:: What is asked ::
Write out every entry word for word.

:: Chart and figure data ::

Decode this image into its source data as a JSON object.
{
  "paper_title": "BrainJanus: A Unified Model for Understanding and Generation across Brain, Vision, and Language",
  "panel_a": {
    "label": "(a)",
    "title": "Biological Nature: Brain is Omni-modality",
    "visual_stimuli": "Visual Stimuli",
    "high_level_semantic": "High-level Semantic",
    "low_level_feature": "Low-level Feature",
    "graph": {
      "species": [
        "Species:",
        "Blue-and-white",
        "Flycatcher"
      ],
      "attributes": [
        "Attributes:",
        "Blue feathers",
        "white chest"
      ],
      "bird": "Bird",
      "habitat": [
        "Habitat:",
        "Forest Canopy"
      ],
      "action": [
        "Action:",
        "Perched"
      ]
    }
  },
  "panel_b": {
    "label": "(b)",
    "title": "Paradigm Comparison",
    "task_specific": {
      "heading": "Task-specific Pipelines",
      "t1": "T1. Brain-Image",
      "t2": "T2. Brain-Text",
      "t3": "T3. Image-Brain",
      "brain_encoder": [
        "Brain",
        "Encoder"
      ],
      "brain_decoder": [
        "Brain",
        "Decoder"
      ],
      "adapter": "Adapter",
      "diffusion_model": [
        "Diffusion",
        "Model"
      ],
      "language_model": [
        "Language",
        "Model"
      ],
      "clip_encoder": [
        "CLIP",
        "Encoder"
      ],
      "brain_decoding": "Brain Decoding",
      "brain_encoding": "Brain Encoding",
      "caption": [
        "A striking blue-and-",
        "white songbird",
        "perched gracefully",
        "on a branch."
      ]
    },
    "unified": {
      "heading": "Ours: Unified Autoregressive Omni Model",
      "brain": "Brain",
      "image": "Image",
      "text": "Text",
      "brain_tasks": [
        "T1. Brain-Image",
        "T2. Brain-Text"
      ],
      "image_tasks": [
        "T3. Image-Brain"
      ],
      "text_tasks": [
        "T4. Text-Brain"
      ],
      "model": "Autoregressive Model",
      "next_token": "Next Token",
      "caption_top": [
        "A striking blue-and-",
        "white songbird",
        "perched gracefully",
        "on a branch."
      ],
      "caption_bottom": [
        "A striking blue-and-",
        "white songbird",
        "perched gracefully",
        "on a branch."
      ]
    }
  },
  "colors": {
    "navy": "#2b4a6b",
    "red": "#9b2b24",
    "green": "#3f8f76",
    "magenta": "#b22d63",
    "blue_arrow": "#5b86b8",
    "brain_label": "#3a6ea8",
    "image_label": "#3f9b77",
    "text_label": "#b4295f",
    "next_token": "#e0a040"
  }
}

:: Result for this exercise ::
Decode this image into its source data as a JSON object.
{
  "paper_title": "BrainJanus: A Unified Model for Understanding and Generation across Brain, Vision, and Language",
  "panel_a": {
    "label": "(a)",
    "title": "Biological Nature: Brain is Omni-modality",
    "visual_stimuli": "Visual Stimuli",
    "high_level_semantic": "High-level Semantic",
    "low_level_feature": "Low-level Feature",
    "graph": {
      "species": [
        "Species:",
        "Blue-and-white",
        "Flycatcher"
      ],
      "attributes": [
        "Attributes:",
        "Blue feathers",
        "white chest"
      ],
      "bird": "Bird",
      "habitat": [
        "Habitat:",
        "Forest Canopy"
      ],
      "action": [
        "Action:",
        "Perched"
      ]
    }
  },
  "panel_b": {
    "label": "(b)",
    "title": "Paradigm Comparison",
    "task_specific": {
      "heading": "Task-specific Pipelines",
      "t1": "T1. Brain-Image",
      "t2": "T2. Brain-Text",
      "t3": "T3. Image-Brain",
      "brain_encoder": [
        "Brain",
        "Encoder"
      ],
      "brain_decoder": [
        "Brain",
        "Decoder"
      ],
      "adapter": "Adapter",
      "diffusion_model": [
        "Diffusion",
        "Model"
      ],
      "language_model": [
        "Language",
        "Model"
      ],
      "clip_encoder": [
        "CLIP",
        "Encoder"
      ],
      "brain_decoding": "Brain Decoding",
      "brain_encoding": "Brain Encoding",
      "caption": [
        "A striking blue-and-",
        "white songbird",
        "perched gracefully",
        "on a branch."
      ]
    },
    "unified": {
      "heading": "Ours: Unified Autoregressive Omni Model",
      "brain": "Brain",
      "image": "Image",
      "text": "Text",
      "brain_tasks": [
        "T1. Brain-Image",
        "T2. Brain-Text"
      ],
      "image_tasks": [
        "T3. Image-Brain"
      ],
      "text_tasks": [
        "T4. Text-Brain"
      ],
      "model": "Autoregressive Model",
      "next_token": "Next Token",
      "caption_top": [
        "A striking blue-and-",
        "white songbird",
        "perched gracefully",
        "on a branch."
      ],
      "caption_bottom": [
        "A striking blue-and-",
        "white songbird",
        "perched gracefully",
        "on a branch."
      ]
    }
  },
  "colors": {
    "navy": "#2b4a6b",
    "red": "#9b2b24",
    "green": "#3f8f76",
    "magenta": "#b22d63",
    "blue_arrow": "#5b86b8",
    "brain_label": "#3a6ea8",
    "image_label": "#3f9b77",
    "text_label": "#b4295f",
    "next_token": "#e0a040"
  }
}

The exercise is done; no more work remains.